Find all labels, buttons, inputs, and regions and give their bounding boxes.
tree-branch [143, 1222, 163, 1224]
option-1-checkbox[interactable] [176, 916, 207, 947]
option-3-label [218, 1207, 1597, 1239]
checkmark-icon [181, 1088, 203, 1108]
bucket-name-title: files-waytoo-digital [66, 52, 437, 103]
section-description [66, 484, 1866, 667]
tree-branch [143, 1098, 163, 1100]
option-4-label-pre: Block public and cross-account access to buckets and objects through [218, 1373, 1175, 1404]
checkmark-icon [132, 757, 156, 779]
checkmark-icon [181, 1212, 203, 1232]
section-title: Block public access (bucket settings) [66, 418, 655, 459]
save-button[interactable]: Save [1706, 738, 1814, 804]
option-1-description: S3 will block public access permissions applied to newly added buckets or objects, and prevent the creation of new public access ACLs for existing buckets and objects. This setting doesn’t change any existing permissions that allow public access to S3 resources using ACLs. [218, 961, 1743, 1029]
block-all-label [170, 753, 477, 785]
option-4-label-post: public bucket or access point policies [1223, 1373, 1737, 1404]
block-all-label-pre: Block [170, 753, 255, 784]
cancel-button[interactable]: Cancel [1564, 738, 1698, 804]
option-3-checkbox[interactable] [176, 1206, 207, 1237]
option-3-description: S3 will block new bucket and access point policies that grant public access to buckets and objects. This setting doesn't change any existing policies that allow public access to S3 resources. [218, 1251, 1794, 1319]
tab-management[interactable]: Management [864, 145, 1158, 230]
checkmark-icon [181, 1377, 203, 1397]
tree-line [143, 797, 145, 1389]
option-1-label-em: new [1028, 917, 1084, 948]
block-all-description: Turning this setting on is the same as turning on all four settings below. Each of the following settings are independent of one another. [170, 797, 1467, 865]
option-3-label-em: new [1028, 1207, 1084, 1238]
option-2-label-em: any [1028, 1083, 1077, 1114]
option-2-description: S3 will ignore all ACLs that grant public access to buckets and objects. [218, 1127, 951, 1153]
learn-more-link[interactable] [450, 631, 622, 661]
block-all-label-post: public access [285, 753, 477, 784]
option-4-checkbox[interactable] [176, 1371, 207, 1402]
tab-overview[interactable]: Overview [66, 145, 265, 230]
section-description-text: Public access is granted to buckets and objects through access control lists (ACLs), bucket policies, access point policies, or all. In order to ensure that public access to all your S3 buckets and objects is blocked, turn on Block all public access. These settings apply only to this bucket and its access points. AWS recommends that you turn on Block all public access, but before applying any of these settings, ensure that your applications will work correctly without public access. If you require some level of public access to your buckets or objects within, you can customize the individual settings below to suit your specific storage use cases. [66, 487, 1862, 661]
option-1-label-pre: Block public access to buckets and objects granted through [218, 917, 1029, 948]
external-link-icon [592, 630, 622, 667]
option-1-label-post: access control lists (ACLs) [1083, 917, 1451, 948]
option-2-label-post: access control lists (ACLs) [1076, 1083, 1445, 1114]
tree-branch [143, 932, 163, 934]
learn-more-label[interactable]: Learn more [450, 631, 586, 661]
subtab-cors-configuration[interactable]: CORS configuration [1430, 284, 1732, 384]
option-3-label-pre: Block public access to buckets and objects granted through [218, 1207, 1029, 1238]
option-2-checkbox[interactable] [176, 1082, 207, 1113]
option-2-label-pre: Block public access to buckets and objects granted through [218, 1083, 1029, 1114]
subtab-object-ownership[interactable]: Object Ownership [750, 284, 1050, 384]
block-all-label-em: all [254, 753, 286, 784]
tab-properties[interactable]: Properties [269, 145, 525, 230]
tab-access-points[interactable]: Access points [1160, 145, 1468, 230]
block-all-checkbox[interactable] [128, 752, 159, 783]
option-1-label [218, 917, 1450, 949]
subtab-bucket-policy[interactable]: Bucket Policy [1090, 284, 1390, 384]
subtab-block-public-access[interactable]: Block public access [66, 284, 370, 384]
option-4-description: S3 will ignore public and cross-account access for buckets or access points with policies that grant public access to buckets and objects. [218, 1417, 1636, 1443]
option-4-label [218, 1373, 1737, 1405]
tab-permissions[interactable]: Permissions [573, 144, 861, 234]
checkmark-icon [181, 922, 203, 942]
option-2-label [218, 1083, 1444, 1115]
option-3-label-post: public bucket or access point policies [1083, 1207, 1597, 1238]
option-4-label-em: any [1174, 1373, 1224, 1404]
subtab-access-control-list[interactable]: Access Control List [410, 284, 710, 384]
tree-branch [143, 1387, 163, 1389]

---

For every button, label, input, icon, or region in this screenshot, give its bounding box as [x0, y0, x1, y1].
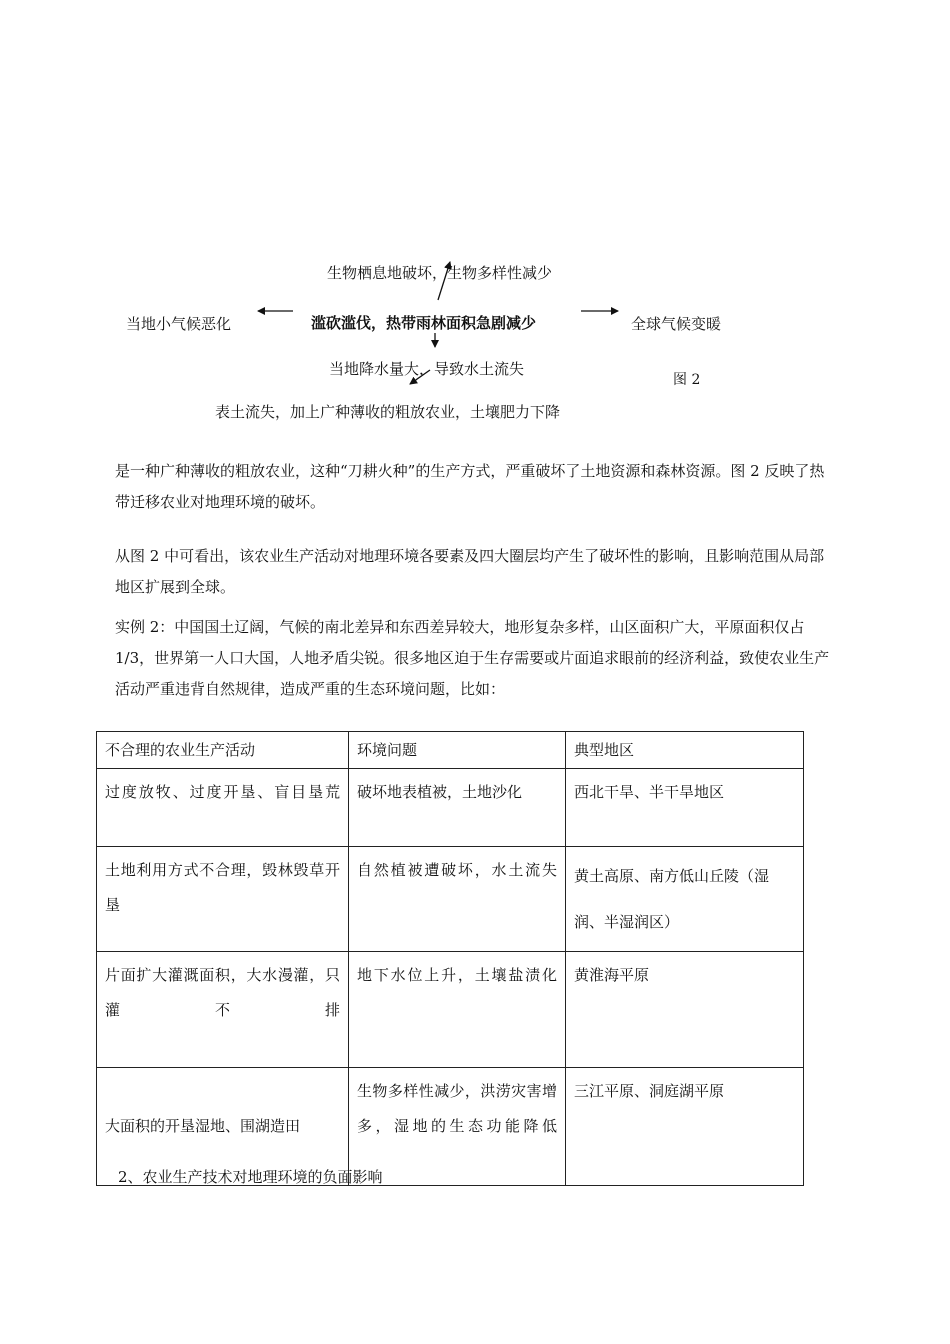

◆ **Objective**
Please count how many lines in the records above contain the string "icon", and reply with that number only.

◆ **Finished exercise**
7